◆ Direction ◆
Copy out each line containing "number" from the entries below.
# Start of Listing
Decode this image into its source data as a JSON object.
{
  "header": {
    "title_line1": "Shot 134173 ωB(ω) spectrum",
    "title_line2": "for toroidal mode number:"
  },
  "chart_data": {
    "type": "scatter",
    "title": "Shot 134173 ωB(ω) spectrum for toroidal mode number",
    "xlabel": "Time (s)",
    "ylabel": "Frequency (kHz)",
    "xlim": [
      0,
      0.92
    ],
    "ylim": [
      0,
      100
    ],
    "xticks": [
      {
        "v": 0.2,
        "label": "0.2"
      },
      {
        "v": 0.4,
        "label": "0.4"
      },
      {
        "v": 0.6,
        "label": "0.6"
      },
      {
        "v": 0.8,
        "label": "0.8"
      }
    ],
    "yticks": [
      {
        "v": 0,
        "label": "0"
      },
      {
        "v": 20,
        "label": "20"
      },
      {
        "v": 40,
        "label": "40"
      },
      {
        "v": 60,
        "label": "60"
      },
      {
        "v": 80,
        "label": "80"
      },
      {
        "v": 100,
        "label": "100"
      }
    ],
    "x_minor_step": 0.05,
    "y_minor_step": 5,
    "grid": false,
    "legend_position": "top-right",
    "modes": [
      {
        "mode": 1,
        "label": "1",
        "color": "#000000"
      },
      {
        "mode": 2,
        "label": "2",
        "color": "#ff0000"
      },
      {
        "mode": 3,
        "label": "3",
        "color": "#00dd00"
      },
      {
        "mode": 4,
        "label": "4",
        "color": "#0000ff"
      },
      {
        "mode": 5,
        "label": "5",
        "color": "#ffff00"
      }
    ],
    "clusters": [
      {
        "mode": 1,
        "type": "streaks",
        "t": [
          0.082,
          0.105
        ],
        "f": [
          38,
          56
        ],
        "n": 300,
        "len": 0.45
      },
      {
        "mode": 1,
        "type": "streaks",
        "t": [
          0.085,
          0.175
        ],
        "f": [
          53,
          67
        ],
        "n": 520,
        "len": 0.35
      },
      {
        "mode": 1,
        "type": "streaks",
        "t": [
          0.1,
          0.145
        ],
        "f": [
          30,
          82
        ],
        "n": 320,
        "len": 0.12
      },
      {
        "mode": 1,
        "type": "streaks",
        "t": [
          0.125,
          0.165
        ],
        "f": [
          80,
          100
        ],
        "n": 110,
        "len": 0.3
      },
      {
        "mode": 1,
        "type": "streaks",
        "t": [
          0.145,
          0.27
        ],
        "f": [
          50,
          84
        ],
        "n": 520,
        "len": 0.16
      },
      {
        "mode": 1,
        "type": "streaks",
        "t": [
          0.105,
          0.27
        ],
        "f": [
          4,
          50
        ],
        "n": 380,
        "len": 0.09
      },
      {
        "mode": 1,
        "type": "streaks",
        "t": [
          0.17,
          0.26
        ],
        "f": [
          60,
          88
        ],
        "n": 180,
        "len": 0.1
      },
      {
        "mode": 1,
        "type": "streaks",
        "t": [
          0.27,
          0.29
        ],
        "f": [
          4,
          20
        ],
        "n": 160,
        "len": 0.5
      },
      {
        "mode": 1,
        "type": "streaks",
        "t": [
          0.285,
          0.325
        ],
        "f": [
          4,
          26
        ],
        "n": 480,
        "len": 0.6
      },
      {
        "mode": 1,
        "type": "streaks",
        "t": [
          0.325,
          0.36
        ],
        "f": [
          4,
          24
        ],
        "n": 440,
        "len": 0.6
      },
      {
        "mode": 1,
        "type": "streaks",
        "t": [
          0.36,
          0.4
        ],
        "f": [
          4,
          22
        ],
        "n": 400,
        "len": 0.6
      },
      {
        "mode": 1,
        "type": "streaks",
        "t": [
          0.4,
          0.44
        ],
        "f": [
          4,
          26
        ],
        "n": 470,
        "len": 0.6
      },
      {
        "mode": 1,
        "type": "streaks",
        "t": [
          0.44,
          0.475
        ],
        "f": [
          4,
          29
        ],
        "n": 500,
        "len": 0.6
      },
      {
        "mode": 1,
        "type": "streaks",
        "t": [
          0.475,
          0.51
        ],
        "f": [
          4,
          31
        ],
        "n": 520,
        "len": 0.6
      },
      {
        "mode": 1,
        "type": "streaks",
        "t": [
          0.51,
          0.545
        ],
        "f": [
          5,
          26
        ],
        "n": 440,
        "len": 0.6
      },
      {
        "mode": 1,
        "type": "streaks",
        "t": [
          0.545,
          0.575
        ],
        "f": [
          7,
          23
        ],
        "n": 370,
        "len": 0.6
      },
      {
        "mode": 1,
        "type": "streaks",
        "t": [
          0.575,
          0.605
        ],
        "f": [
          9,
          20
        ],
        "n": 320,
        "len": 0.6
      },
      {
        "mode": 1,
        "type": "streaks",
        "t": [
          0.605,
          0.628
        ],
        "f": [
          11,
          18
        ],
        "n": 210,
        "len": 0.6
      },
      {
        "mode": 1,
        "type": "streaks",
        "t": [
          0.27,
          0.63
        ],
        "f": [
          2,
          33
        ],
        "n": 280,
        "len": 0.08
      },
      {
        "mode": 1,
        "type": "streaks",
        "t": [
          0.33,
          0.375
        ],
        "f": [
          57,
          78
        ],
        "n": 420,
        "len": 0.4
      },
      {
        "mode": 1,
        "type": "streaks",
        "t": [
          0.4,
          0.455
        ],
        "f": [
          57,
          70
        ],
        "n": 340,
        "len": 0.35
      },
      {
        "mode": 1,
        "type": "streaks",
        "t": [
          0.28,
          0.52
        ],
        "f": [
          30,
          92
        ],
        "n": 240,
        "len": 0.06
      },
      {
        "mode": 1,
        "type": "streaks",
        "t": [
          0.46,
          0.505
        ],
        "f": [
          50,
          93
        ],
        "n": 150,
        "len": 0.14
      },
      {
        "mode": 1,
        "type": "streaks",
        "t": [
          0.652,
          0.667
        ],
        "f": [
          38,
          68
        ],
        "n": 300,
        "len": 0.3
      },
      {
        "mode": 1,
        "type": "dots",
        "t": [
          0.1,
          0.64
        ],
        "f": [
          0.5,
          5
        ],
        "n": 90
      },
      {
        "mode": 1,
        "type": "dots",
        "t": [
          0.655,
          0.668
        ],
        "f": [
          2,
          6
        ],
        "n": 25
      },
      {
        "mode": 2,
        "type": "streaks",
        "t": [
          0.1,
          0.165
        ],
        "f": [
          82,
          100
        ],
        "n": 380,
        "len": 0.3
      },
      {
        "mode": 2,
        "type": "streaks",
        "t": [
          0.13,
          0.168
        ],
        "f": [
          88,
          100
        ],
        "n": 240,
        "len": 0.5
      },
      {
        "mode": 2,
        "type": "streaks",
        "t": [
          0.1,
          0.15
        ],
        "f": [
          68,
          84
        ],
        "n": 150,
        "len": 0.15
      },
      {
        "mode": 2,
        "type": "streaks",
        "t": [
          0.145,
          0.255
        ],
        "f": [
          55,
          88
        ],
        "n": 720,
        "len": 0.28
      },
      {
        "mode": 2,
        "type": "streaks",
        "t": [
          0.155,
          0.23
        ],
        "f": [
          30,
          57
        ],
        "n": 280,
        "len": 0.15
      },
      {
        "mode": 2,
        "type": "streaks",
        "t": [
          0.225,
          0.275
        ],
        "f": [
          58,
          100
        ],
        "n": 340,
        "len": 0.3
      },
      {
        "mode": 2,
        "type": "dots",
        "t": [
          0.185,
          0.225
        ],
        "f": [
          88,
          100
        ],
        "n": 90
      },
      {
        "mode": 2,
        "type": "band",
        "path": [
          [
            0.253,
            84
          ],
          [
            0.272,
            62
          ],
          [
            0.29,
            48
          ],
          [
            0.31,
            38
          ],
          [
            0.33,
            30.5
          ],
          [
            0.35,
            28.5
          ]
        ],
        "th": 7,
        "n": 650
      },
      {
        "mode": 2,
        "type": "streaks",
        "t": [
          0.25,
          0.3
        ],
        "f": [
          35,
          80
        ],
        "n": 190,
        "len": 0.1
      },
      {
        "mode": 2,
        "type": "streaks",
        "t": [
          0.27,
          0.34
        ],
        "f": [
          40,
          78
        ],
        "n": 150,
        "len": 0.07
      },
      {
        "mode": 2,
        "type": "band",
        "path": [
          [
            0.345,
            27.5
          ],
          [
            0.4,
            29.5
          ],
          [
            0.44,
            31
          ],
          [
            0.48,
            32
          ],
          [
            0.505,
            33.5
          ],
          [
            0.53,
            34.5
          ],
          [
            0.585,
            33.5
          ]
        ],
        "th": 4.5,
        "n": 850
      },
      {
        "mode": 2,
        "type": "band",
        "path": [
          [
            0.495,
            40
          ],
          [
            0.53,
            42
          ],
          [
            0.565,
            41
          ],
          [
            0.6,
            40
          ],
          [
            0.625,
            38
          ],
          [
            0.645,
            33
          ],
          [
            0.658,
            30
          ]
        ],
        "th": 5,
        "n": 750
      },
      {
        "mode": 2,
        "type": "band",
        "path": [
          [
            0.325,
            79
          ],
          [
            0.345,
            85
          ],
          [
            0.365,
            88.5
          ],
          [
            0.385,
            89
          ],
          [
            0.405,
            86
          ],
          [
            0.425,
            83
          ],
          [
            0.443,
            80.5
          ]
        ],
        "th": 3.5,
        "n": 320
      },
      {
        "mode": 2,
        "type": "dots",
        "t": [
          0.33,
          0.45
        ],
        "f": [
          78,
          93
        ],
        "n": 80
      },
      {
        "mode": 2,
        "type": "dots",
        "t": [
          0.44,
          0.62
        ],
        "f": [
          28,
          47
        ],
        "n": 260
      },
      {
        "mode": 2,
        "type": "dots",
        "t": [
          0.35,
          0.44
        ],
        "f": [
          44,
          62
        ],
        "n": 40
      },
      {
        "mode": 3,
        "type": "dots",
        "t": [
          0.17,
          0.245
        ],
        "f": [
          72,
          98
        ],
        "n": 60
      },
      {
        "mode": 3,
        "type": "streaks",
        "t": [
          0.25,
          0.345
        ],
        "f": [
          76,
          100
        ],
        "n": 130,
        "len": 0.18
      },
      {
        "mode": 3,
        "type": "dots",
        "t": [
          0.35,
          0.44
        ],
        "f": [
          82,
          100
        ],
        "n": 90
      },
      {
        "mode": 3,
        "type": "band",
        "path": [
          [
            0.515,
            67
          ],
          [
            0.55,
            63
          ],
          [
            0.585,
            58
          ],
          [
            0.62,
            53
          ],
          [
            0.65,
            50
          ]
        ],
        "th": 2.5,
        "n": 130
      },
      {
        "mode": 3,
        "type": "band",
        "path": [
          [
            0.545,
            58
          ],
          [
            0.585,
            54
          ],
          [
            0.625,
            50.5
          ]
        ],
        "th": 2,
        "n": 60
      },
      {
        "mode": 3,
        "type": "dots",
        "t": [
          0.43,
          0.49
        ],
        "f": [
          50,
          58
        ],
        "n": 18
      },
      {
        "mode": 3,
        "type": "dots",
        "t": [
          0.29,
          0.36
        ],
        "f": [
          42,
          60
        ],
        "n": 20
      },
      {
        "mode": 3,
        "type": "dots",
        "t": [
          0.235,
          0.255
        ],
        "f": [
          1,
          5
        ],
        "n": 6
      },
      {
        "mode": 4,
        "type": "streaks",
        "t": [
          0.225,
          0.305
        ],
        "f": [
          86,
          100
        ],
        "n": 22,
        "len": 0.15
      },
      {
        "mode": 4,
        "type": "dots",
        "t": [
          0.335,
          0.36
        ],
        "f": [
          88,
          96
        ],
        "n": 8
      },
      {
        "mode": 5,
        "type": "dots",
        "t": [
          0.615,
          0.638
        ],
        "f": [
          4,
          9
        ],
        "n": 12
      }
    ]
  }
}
# End of Listing
◆ Output ◆
    "title_line2": "for toroidal mode number:"
    "title": "Shot 134173 ωB(ω) spectrum for toroidal mode number",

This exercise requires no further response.